## Set task
What do the lines say from the one containing "Parse this screenshot: output" to the end of the records? Restate them word for word, and only those.

## Given records
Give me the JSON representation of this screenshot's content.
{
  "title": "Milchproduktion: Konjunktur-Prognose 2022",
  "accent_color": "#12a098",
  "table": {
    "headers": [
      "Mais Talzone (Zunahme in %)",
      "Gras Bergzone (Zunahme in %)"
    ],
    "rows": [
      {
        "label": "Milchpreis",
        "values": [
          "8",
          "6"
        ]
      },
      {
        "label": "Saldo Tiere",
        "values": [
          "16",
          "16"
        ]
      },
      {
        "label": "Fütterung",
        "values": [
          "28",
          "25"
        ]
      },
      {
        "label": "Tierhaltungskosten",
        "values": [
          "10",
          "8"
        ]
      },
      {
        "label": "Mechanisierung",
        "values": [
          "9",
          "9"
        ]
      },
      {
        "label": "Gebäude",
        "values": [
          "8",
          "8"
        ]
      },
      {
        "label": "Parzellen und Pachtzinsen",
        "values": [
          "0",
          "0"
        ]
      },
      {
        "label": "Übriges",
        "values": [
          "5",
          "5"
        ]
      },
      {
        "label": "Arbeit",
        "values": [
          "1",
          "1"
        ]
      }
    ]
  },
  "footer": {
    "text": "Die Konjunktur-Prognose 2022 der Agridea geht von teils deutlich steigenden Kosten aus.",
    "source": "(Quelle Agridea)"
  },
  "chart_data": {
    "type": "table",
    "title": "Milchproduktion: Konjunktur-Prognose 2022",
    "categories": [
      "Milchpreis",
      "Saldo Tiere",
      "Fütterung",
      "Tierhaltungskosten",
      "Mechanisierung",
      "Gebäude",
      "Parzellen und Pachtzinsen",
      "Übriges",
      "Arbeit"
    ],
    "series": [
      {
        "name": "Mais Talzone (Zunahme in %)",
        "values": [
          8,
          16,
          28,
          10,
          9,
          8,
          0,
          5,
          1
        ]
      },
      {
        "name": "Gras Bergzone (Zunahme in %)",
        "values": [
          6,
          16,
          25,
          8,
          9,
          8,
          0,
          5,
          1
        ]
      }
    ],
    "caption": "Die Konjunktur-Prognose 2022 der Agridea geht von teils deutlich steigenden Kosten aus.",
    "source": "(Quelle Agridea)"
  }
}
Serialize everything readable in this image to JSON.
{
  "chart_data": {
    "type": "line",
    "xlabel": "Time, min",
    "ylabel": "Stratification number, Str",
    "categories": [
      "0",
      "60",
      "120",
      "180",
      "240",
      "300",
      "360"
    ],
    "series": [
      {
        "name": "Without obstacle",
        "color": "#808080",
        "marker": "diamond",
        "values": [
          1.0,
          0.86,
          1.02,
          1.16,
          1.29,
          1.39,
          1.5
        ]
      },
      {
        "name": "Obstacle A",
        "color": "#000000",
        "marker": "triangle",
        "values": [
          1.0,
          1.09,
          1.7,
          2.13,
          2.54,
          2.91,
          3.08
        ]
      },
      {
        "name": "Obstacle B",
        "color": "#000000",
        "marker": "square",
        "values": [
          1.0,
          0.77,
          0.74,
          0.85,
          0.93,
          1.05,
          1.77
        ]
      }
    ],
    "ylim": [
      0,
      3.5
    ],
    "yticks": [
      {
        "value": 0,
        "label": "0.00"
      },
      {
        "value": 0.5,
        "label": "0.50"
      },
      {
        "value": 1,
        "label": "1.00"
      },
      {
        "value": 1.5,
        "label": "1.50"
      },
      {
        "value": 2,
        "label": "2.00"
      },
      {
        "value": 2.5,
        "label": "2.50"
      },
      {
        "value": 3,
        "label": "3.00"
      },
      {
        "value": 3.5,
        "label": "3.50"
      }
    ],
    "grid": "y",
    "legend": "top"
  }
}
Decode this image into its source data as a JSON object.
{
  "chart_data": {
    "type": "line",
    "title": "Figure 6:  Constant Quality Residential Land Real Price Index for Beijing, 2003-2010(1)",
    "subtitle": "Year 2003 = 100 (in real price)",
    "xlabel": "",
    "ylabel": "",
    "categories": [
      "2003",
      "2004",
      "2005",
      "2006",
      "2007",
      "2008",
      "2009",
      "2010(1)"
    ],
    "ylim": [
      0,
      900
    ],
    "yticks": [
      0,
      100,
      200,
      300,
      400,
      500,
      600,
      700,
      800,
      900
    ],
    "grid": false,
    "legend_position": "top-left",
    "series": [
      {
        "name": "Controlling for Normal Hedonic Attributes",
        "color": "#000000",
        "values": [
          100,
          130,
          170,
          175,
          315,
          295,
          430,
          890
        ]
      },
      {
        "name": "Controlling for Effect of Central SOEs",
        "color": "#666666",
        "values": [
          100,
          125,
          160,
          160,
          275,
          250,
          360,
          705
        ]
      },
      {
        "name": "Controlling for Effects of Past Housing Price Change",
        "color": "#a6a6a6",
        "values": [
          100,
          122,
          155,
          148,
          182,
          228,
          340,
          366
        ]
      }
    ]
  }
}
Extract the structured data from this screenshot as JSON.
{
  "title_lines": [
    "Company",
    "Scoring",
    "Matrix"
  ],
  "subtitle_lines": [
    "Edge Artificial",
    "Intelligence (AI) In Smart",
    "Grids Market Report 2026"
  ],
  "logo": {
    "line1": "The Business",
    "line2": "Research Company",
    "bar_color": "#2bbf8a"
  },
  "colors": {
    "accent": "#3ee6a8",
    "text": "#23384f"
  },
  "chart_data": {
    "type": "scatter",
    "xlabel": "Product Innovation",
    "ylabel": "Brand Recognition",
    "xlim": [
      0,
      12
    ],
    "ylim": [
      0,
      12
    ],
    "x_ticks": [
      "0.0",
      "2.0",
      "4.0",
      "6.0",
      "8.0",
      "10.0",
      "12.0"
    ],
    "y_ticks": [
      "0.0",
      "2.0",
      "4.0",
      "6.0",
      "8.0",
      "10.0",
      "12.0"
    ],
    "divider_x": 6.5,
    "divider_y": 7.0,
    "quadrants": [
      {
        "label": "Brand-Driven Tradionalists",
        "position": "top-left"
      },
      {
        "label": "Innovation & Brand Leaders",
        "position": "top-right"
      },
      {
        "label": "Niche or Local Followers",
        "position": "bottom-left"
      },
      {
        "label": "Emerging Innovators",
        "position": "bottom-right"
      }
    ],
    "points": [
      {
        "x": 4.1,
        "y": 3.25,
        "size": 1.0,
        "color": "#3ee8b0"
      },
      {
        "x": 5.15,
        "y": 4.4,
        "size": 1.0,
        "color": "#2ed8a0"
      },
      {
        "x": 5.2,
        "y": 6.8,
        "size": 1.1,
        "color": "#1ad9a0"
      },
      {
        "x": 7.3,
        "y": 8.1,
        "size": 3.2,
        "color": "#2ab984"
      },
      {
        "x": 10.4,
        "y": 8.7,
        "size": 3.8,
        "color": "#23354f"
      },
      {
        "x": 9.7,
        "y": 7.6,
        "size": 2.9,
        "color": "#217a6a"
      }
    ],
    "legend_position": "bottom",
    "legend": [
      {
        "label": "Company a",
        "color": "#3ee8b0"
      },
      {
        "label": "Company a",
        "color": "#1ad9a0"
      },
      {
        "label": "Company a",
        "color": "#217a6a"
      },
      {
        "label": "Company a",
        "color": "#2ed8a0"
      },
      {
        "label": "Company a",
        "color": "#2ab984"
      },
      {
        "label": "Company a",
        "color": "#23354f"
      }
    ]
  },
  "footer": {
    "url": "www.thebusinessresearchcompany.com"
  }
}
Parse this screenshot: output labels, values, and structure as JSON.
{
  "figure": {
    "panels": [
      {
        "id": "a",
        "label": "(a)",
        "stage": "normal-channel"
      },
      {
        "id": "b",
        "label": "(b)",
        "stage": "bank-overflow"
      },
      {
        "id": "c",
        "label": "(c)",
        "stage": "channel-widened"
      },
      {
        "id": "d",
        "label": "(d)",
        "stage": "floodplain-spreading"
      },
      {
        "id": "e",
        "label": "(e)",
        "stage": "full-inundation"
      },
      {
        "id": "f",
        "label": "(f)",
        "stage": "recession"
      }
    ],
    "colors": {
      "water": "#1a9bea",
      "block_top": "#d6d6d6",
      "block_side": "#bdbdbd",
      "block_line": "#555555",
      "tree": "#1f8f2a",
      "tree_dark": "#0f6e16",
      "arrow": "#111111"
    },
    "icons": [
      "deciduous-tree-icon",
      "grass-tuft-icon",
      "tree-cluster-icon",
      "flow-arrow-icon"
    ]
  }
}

## Answer for this exercise
Parse this screenshot: output labels, values, and structure as JSON.
{
  "figure": {
    "panels": [
      {
        "id": "a",
        "label": "(a)",
        "stage": "normal-channel"
      },
      {
        "id": "b",
        "label": "(b)",
        "stage": "bank-overflow"
      },
      {
        "id": "c",
        "label": "(c)",
        "stage": "channel-widened"
      },
      {
        "id": "d",
        "label": "(d)",
        "stage": "floodplain-spreading"
      },
      {
        "id": "e",
        "label": "(e)",
        "stage": "full-inundation"
      },
      {
        "id": "f",
        "label": "(f)",
        "stage": "recession"
      }
    ],
    "colors": {
      "water": "#1a9bea",
      "block_top": "#d6d6d6",
      "block_side": "#bdbdbd",
      "block_line": "#555555",
      "tree": "#1f8f2a",
      "tree_dark": "#0f6e16",
      "arrow": "#111111"
    },
    "icons": [
      "deciduous-tree-icon",
      "grass-tuft-icon",
      "tree-cluster-icon",
      "flow-arrow-icon"
    ]
  }
}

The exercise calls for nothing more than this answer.